Data listing:
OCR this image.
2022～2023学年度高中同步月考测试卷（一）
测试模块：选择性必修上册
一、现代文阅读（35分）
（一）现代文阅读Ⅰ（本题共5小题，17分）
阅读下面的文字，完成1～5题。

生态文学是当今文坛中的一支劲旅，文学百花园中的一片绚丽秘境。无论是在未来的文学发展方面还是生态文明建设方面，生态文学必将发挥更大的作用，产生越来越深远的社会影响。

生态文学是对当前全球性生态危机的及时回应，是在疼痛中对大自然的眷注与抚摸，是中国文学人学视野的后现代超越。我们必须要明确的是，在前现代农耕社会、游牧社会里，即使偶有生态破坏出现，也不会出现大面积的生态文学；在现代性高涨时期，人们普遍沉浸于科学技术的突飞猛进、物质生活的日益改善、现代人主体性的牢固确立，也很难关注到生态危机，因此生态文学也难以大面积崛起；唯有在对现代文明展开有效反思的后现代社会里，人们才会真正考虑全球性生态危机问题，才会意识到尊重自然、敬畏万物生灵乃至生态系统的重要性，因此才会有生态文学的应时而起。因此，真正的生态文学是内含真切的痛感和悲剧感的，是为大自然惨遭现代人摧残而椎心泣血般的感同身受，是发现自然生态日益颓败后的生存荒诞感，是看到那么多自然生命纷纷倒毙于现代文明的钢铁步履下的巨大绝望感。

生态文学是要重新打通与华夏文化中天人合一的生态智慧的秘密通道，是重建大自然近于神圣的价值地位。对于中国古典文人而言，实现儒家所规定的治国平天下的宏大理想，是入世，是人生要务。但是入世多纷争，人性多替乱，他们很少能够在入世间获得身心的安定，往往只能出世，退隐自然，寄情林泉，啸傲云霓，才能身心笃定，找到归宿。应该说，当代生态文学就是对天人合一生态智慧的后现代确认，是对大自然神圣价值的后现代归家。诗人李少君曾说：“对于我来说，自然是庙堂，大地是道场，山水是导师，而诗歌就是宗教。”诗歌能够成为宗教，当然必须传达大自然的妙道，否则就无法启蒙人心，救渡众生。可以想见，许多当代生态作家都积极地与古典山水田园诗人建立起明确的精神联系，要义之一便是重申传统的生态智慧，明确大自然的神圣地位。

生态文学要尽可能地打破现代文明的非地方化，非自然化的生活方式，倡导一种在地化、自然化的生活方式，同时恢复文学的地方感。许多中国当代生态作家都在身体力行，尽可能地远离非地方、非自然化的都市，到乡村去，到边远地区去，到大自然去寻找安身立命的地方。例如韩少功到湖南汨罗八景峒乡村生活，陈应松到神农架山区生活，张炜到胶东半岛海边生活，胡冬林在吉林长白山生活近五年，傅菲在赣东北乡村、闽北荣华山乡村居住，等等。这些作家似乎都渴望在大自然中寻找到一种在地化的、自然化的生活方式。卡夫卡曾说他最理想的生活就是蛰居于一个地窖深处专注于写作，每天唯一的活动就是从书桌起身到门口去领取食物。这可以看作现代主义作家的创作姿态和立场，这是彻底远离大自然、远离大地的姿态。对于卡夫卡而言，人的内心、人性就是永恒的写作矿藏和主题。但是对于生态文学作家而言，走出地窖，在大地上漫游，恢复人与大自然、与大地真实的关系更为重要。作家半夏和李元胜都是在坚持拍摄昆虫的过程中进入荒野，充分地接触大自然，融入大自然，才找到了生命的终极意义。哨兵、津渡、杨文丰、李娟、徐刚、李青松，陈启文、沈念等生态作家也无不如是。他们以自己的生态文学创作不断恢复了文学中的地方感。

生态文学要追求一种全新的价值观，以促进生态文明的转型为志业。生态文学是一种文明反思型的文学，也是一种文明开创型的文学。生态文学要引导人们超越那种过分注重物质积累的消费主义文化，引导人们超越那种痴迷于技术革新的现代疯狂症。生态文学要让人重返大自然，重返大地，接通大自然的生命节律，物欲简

== Goal ==
Each entry must be reproduced verbatim.

== Output of the task ==
OCR this image.
2022～2023学年度高中同步月考测试卷（一）
测试模块：选择性必修上册
一、现代文阅读（35分）
（一）现代文阅读Ⅰ（本题共5小题，17分）
阅读下面的文字，完成1～5题。

生态文学是当今文坛中的一支劲旅，文学百花园中的一片绚丽秘境。无论是在未来的文学发展方面还是生态文明建设方面，生态文学必将发挥更大的作用，产生越来越深远的社会影响。

生态文学是对当前全球性生态危机的及时回应，是在疼痛中对大自然的眷注与抚摸，是中国文学人学视野的后现代超越。我们必须要明确的是，在前现代农耕社会、游牧社会里，即使偶有生态破坏出现，也不会出现大面积的生态文学；在现代性高涨时期，人们普遍沉浸于科学技术的突飞猛进、物质生活的日益改善、现代人主体性的牢固确立，也很难关注到生态危机，因此生态文学也难以大面积崛起；唯有在对现代文明展开有效反思的后现代社会里，人们才会真正考虑全球性生态危机问题，才会意识到尊重自然、敬畏万物生灵乃至生态系统的重要性，因此才会有生态文学的应时而起。因此，真正的生态文学是内含真切的痛感和悲剧感的，是为大自然惨遭现代人摧残而椎心泣血般的感同身受，是发现自然生态日益颓败后的生存荒诞感，是看到那么多自然生命纷纷倒毙于现代文明的钢铁步履下的巨大绝望感。

生态文学是要重新打通与华夏文化中天人合一的生态智慧的秘密通道，是重建大自然近于神圣的价值地位。对于中国古典文人而言，实现儒家所规定的治国平天下的宏大理想，是入世，是人生要务。但是入世多纷争，人性多替乱，他们很少能够在入世间获得身心的安定，往往只能出世，退隐自然，寄情林泉，啸傲云霓，才能身心笃定，找到归宿。应该说，当代生态文学就是对天人合一生态智慧的后现代确认，是对大自然神圣价值的后现代归家。诗人李少君曾说：“对于我来说，自然是庙堂，大地是道场，山水是导师，而诗歌就是宗教。”诗歌能够成为宗教，当然必须传达大自然的妙道，否则就无法启蒙人心，救渡众生。可以想见，许多当代生态作家都积极地与古典山水田园诗人建立起明确的精神联系，要义之一便是重申传统的生态智慧，明确大自然的神圣地位。

生态文学要尽可能地打破现代文明的非地方化，非自然化的生活方式，倡导一种在地化、自然化的生活方式，同时恢复文学的地方感。许多中国当代生态作家都在身体力行，尽可能地远离非地方、非自然化的都市，到乡村去，到边远地区去，到大自然去寻找安身立命的地方。例如韩少功到湖南汨罗八景峒乡村生活，陈应松到神农架山区生活，张炜到胶东半岛海边生活，胡冬林在吉林长白山生活近五年，傅菲在赣东北乡村、闽北荣华山乡村居住，等等。这些作家似乎都渴望在大自然中寻找到一种在地化的、自然化的生活方式。卡夫卡曾说他最理想的生活就是蛰居于一个地窖深处专注于写作，每天唯一的活动就是从书桌起身到门口去领取食物。这可以看作现代主义作家的创作姿态和立场，这是彻底远离大自然、远离大地的姿态。对于卡夫卡而言，人的内心、人性就是永恒的写作矿藏和主题。但是对于生态文学作家而言，走出地窖，在大地上漫游，恢复人与大自然、与大地真实的关系更为重要。作家半夏和李元胜都是在坚持拍摄昆虫的过程中进入荒野，充分地接触大自然，融入大自然，才找到了生命的终极意义。哨兵、津渡、杨文丰、李娟、徐刚、李青松，陈启文、沈念等生态作家也无不如是。他们以自己的生态文学创作不断恢复了文学中的地方感。

生态文学要追求一种全新的价值观，以促进生态文明的转型为志业。生态文学是一种文明反思型的文学，也是一种文明开创型的文学。生态文学要引导人们超越那种过分注重物质积累的消费主义文化，引导人们超越那种痴迷于技术革新的现代疯狂症。生态文学要让人重返大自然，重返大地，接通大自然的生命节律，物欲简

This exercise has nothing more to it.